-- Start --

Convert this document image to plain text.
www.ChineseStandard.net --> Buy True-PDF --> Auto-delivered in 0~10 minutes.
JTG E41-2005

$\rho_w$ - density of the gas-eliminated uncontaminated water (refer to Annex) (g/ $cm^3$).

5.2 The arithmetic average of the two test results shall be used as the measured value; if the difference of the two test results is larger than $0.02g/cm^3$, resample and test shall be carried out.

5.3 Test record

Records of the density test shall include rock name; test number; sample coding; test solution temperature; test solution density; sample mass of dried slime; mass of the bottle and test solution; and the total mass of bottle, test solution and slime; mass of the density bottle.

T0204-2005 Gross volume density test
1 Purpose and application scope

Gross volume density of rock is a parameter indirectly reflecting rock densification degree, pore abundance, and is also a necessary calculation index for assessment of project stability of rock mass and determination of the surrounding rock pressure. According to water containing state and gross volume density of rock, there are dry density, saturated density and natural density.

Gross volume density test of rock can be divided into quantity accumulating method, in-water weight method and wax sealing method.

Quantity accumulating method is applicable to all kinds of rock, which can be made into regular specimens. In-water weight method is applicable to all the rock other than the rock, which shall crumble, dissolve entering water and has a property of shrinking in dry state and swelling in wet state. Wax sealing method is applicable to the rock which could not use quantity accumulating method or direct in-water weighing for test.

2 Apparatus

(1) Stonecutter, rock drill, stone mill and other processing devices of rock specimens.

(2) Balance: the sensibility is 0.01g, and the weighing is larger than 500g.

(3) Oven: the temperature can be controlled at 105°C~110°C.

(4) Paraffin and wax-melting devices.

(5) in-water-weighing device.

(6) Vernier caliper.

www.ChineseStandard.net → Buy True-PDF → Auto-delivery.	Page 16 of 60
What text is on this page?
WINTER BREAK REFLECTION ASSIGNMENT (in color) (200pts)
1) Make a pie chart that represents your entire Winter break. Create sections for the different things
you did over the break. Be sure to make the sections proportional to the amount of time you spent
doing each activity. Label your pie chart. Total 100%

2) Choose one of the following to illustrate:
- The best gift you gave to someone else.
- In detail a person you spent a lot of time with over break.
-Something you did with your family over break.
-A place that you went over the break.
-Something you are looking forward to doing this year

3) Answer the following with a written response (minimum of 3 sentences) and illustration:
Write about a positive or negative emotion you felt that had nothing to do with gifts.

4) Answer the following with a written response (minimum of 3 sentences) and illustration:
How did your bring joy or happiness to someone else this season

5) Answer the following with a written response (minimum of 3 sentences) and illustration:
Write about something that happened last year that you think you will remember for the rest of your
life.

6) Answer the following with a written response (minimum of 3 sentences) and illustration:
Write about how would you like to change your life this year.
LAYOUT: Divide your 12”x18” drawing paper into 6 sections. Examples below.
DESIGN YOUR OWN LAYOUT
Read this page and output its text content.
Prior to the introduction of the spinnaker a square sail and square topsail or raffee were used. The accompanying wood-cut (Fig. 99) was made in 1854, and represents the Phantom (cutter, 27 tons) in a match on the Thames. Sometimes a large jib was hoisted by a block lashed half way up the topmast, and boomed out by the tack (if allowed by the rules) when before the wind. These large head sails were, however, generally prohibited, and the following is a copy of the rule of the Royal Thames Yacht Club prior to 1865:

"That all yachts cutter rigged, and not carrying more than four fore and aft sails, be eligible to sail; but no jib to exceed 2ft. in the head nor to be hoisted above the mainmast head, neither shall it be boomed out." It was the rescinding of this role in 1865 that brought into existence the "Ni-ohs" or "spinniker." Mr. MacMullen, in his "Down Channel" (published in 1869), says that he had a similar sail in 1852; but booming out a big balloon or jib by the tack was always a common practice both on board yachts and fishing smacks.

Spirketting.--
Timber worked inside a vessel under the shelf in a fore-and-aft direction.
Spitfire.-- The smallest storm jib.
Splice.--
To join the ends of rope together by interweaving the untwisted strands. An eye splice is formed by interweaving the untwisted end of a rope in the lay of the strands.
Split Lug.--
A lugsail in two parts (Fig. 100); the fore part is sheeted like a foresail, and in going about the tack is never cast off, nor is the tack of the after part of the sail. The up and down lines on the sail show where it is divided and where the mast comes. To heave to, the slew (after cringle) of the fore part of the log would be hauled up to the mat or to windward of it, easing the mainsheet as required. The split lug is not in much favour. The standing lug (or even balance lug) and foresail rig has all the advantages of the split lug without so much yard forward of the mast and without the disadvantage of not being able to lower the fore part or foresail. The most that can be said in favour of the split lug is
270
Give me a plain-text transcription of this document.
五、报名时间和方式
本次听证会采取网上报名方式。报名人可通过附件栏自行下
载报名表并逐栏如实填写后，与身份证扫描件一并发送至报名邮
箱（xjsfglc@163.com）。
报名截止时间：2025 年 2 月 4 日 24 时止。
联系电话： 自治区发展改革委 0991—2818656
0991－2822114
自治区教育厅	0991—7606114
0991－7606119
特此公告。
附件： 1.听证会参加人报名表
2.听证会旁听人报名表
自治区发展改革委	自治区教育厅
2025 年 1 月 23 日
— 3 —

-- End --

STATED GOAL:
Please reproduce each line exactly as written.

TASK RESPONSE:
Convert this document image to plain text.
www.ChineseStandard.net --> Buy True-PDF --> Auto-delivered in 0~10 minutes.
JTG E41-2005

$\rho_w$ - density of the gas-eliminated uncontaminated water (refer to Annex) (g/ $cm^3$).

5.2 The arithmetic average of the two test results shall be used as the measured value; if the difference of the two test results is larger than $0.02g/cm^3$, resample and test shall be carried out.

5.3 Test record

Records of the density test shall include rock name; test number; sample coding; test solution temperature; test solution density; sample mass of dried slime; mass of the bottle and test solution; and the total mass of bottle, test solution and slime; mass of the density bottle.

T0204-2005 Gross volume density test
1 Purpose and application scope

Gross volume density of rock is a parameter indirectly reflecting rock densification degree, pore abundance, and is also a necessary calculation index for assessment of project stability of rock mass and determination of the surrounding rock pressure. According to water containing state and gross volume density of rock, there are dry density, saturated density and natural density.

Gross volume density test of rock can be divided into quantity accumulating method, in-water weight method and wax sealing method.

Quantity accumulating method is applicable to all kinds of rock, which can be made into regular specimens. In-water weight method is applicable to all the rock other than the rock, which shall crumble, dissolve entering water and has a property of shrinking in dry state and swelling in wet state. Wax sealing method is applicable to the rock which could not use quantity accumulating method or direct in-water weighing for test.

2 Apparatus

(1) Stonecutter, rock drill, stone mill and other processing devices of rock specimens.

(2) Balance: the sensibility is 0.01g, and the weighing is larger than 500g.

(3) Oven: the temperature can be controlled at 105°C~110°C.

(4) Paraffin and wax-melting devices.

(5) in-water-weighing device.

(6) Vernier caliper.

www.ChineseStandard.net → Buy True-PDF → Auto-delivery.	Page 16 of 60
What text is on this page?
WINTER BREAK REFLECTION ASSIGNMENT (in color) (200pts)
1) Make a pie chart that represents your entire Winter break. Create sections for the different things
you did over the break. Be sure to make the sections proportional to the amount of time you spent
doing each activity. Label your pie chart. Total 100%

2) Choose one of the following to illustrate:
- The best gift you gave to someone else.
- In detail a person you spent a lot of time with over break.
-Something you did with your family over break.
-A place that you went over the break.
-Something you are looking forward to doing this year

3) Answer the following with a written response (minimum of 3 sentences) and illustration:
Write about a positive or negative emotion you felt that had nothing to do with gifts.

4) Answer the following with a written response (minimum of 3 sentences) and illustration:
How did your bring joy or happiness to someone else this season

5) Answer the following with a written response (minimum of 3 sentences) and illustration:
Write about something that happened last year that you think you will remember for the rest of your
life.

6) Answer the following with a written response (minimum of 3 sentences) and illustration:
Write about how would you like to change your life this year.
LAYOUT: Divide your 12”x18” drawing paper into 6 sections. Examples below.
DESIGN YOUR OWN LAYOUT
Read this page and output its text content.
Prior to the introduction of the spinnaker a square sail and square topsail or raffee were used. The accompanying wood-cut (Fig. 99) was made in 1854, and represents the Phantom (cutter, 27 tons) in a match on the Thames. Sometimes a large jib was hoisted by a block lashed half way up the topmast, and boomed out by the tack (if allowed by the rules) when before the wind. These large head sails were, however, generally prohibited, and the following is a copy of the rule of the Royal Thames Yacht Club prior to 1865:

"That all yachts cutter rigged, and not carrying more than four fore and aft sails, be eligible to sail; but no jib to exceed 2ft. in the head nor to be hoisted above the mainmast head, neither shall it be boomed out." It was the rescinding of this role in 1865 that brought into existence the "Ni-ohs" or "spinniker." Mr. MacMullen, in his "Down Channel" (published in 1869), says that he had a similar sail in 1852; but booming out a big balloon or jib by the tack was always a common practice both on board yachts and fishing smacks.

Spirketting.--
Timber worked inside a vessel under the shelf in a fore-and-aft direction.
Spitfire.-- The smallest storm jib.
Splice.--
To join the ends of rope together by interweaving the untwisted strands. An eye splice is formed by interweaving the untwisted end of a rope in the lay of the strands.
Split Lug.--
A lugsail in two parts (Fig. 100); the fore part is sheeted like a foresail, and in going about the tack is never cast off, nor is the tack of the after part of the sail. The up and down lines on the sail show where it is divided and where the mast comes. To heave to, the slew (after cringle) of the fore part of the log would be hauled up to the mat or to windward of it, easing the mainsheet as required. The split lug is not in much favour. The standing lug (or even balance lug) and foresail rig has all the advantages of the split lug without so much yard forward of the mast and without the disadvantage of not being able to lower the fore part or foresail. The most that can be said in favour of the split lug is
270
Give me a plain-text transcription of this document.
五、报名时间和方式
本次听证会采取网上报名方式。报名人可通过附件栏自行下
载报名表并逐栏如实填写后，与身份证扫描件一并发送至报名邮
箱（xjsfglc@163.com）。
报名截止时间：2025 年 2 月 4 日 24 时止。
联系电话： 自治区发展改革委 0991—2818656
0991－2822114
自治区教育厅	0991—7606114
0991－7606119
特此公告。
附件： 1.听证会参加人报名表
2.听证会旁听人报名表
自治区发展改革委	自治区教育厅
2025 年 1 月 23 日
— 3 —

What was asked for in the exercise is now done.